-- BEGIN LISTED RECORDS --
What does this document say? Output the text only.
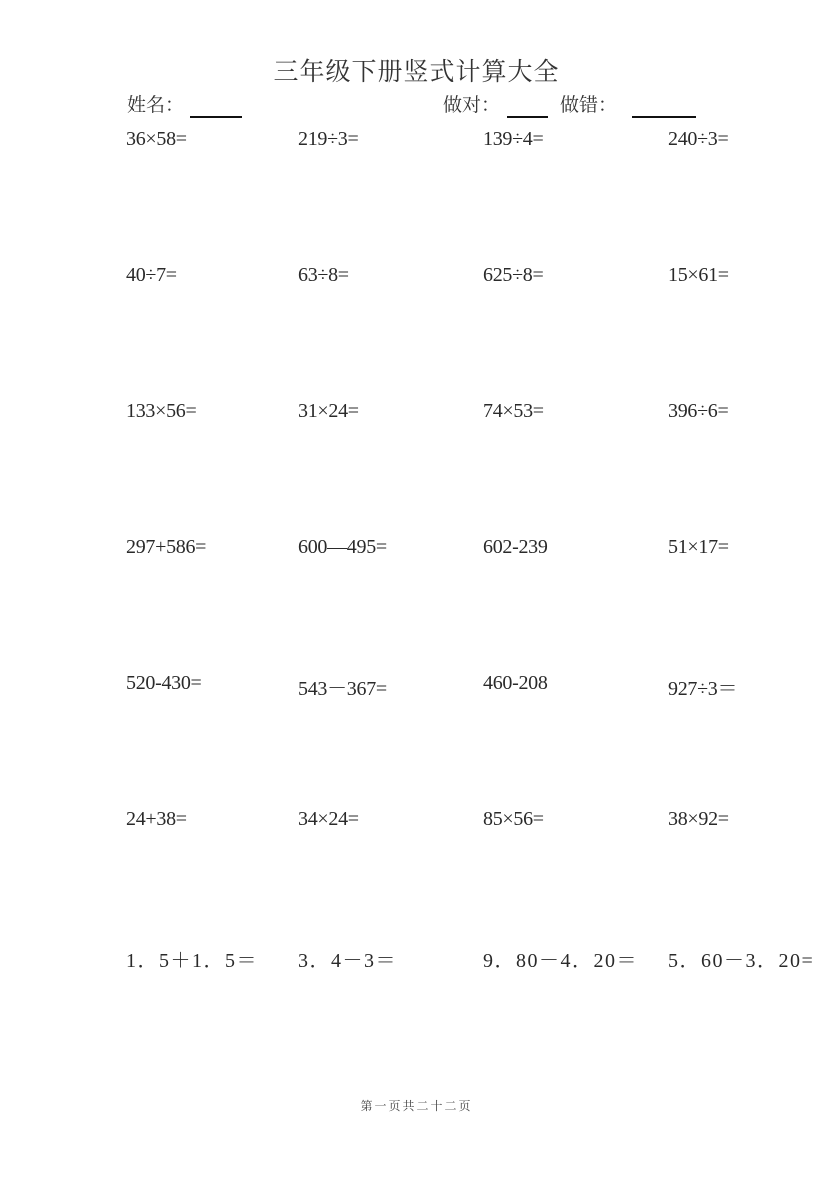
三年级下册竖式计算大全
姓名：	做对：	做错：
36×58=	219÷3=	139÷4=	240÷3=
40÷7=	63÷8=	625÷8=	15×61=
133×56=	31×24=	74×53=	396÷6=
297+586=	600—495=	602-239	51×17=
520-430=	543－367=	460-208	927÷3＝
24+38=	34×24=	85×56=	38×92=
1．5＋1．5＝ 3．4－3＝	9．80－4．20＝ 5．60－3．20=
第一页共二十二页
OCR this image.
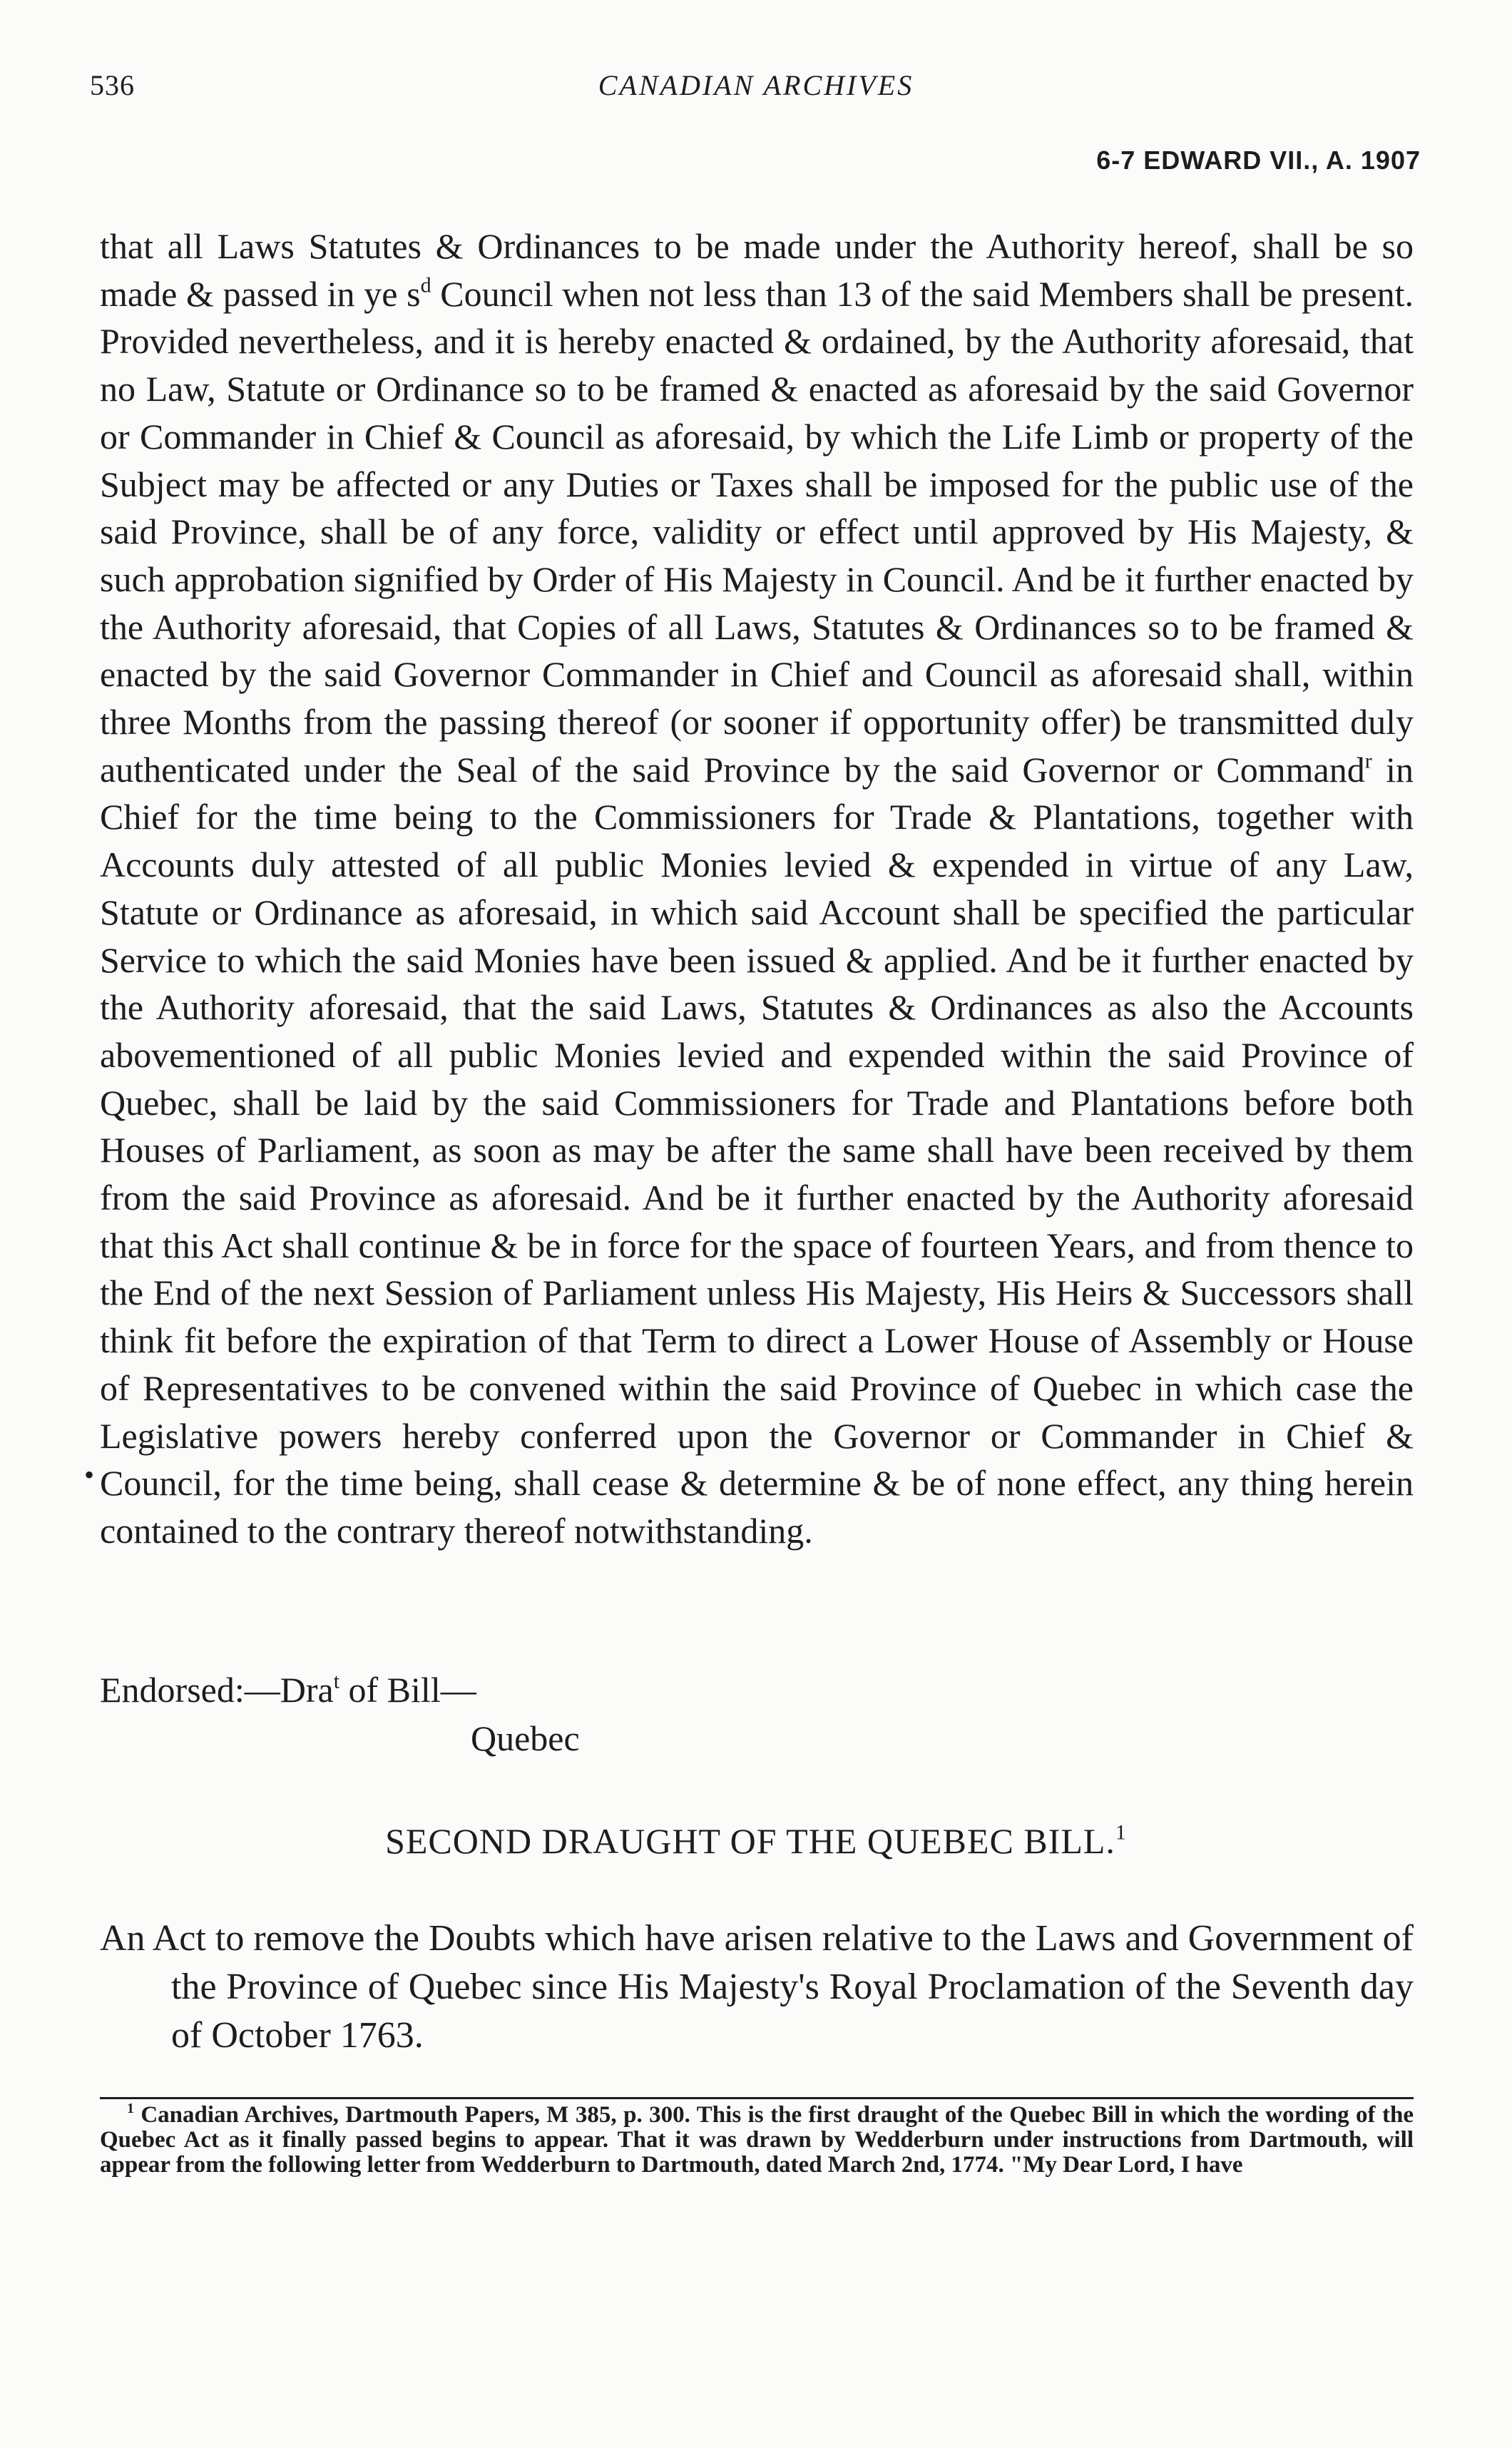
536	CANADIAN ARCHIVES
6-7 EDWARD VII., A. 1907

that all Laws Statutes & Ordinances to be made under the Authority hereof, shall be so made & passed in ye $s^d$ Council when not less than 13 of the said Members shall be present. Provided nevertheless, and it is hereby enacted & ordained, by the Authority aforesaid, that no Law, Statute or Ordinance so to be framed & enacted as aforesaid by the said Governor or Commander in Chief & Council as aforesaid, by which the Life Limb or property of the Subject may be affected or any Duties or Taxes shall be imposed for the public use of the said Province, shall be of any force, validity or effect until approved by His Majesty, & such approbation signified by Order of His Majesty in Council. And be it further enacted by the Authority aforesaid, that Copies of all Laws, Statutes & Ordinances so to be framed & enacted by the said Governor Commander in Chief and Council as aforesaid shall, within three Months from the passing thereof (or sooner if opportunity offer) be transmitted duly authenticated under the Seal of the said Province by the said Governor or Command$^r$ in Chief for the time being to the Commissioners for Trade & Plantations, together with Accounts duly attested of all public Monies levied & expended in virtue of any Law, Statute or Ordinance as aforesaid, in which said Account shall be specified the particular Service to which the said Monies have been issued & applied. And be it further enacted by the Authority aforesaid, that the said Laws, Statutes & Ordinances as also the Accounts abovementioned of all public Monies levied and expended within the said Province of Quebec, shall be laid by the said Commissioners for Trade and Plantations before both Houses of Parliament, as soon as may be after the same shall have been received by them from the said Province as aforesaid. And be it further enacted by the Authority aforesaid that this Act shall continue & be in force for the space of fourteen Years, and from thence to the End of the next Session of Parliament unless His Majesty, His Heirs & Successors shall think fit before the expiration of that Term to direct a Lower House of Assembly or House of Representatives to be convened within the said Province of Quebec in which case the Legislative powers hereby conferred upon the Governor or Commander in Chief & Council, for the time being, shall cease & determine & be of none effect, any thing herein contained to the contrary thereof notwithstanding.

•
Endorsed:—Dra$^t$ of Bill—
Quebec
SECOND DRAUGHT OF THE QUEBEC BILL.$^1$

An Act to remove the Doubts which have arisen relative to the Laws and Government of the Province of Quebec since His Majesty's Royal Proclamation of the Seventh day of October 1763.

$^1$ Canadian Archives, Dartmouth Papers, M 385, p. 300. This is the first draught of the Quebec Bill in which the wording of the Quebec Act as it finally passed begins to appear. That it was drawn by Wedderburn under instructions from Dartmouth, will appear from the following letter from Wedderburn to Dartmouth, dated March 2nd, 1774. "My Dear Lord, I have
-- END LISTED RECORDS --
Reproduce every line of the material precisely, omitting its pictures.

What does this document say? Output the text only.
三年级下册竖式计算大全
姓名：	做对：	做错：
36×58=	219÷3=	139÷4=	240÷3=
40÷7=	63÷8=	625÷8=	15×61=
133×56=	31×24=	74×53=	396÷6=
297+586=	600—495=	602-239	51×17=
520-430=	543－367=	460-208	927÷3＝
24+38=	34×24=	85×56=	38×92=
1．5＋1．5＝ 3．4－3＝	9．80－4．20＝ 5．60－3．20=
第一页共二十二页
OCR this image.
536	CANADIAN ARCHIVES
6-7 EDWARD VII., A. 1907

that all Laws Statutes & Ordinances to be made under the Authority hereof, shall be so made & passed in ye $s^d$ Council when not less than 13 of the said Members shall be present. Provided nevertheless, and it is hereby enacted & ordained, by the Authority aforesaid, that no Law, Statute or Ordinance so to be framed & enacted as aforesaid by the said Governor or Commander in Chief & Council as aforesaid, by which the Life Limb or property of the Subject may be affected or any Duties or Taxes shall be imposed for the public use of the said Province, shall be of any force, validity or effect until approved by His Majesty, & such approbation signified by Order of His Majesty in Council. And be it further enacted by the Authority aforesaid, that Copies of all Laws, Statutes & Ordinances so to be framed & enacted by the said Governor Commander in Chief and Council as aforesaid shall, within three Months from the passing thereof (or sooner if opportunity offer) be transmitted duly authenticated under the Seal of the said Province by the said Governor or Command$^r$ in Chief for the time being to the Commissioners for Trade & Plantations, together with Accounts duly attested of all public Monies levied & expended in virtue of any Law, Statute or Ordinance as aforesaid, in which said Account shall be specified the particular Service to which the said Monies have been issued & applied. And be it further enacted by the Authority aforesaid, that the said Laws, Statutes & Ordinances as also the Accounts abovementioned of all public Monies levied and expended within the said Province of Quebec, shall be laid by the said Commissioners for Trade and Plantations before both Houses of Parliament, as soon as may be after the same shall have been received by them from the said Province as aforesaid. And be it further enacted by the Authority aforesaid that this Act shall continue & be in force for the space of fourteen Years, and from thence to the End of the next Session of Parliament unless His Majesty, His Heirs & Successors shall think fit before the expiration of that Term to direct a Lower House of Assembly or House of Representatives to be convened within the said Province of Quebec in which case the Legislative powers hereby conferred upon the Governor or Commander in Chief & Council, for the time being, shall cease & determine & be of none effect, any thing herein contained to the contrary thereof notwithstanding.

•
Endorsed:—Dra$^t$ of Bill—
Quebec
SECOND DRAUGHT OF THE QUEBEC BILL.$^1$

An Act to remove the Doubts which have arisen relative to the Laws and Government of the Province of Quebec since His Majesty's Royal Proclamation of the Seventh day of October 1763.

$^1$ Canadian Archives, Dartmouth Papers, M 385, p. 300. This is the first draught of the Quebec Bill in which the wording of the Quebec Act as it finally passed begins to appear. That it was drawn by Wedderburn under instructions from Dartmouth, will appear from the following letter from Wedderburn to Dartmouth, dated March 2nd, 1774. "My Dear Lord, I have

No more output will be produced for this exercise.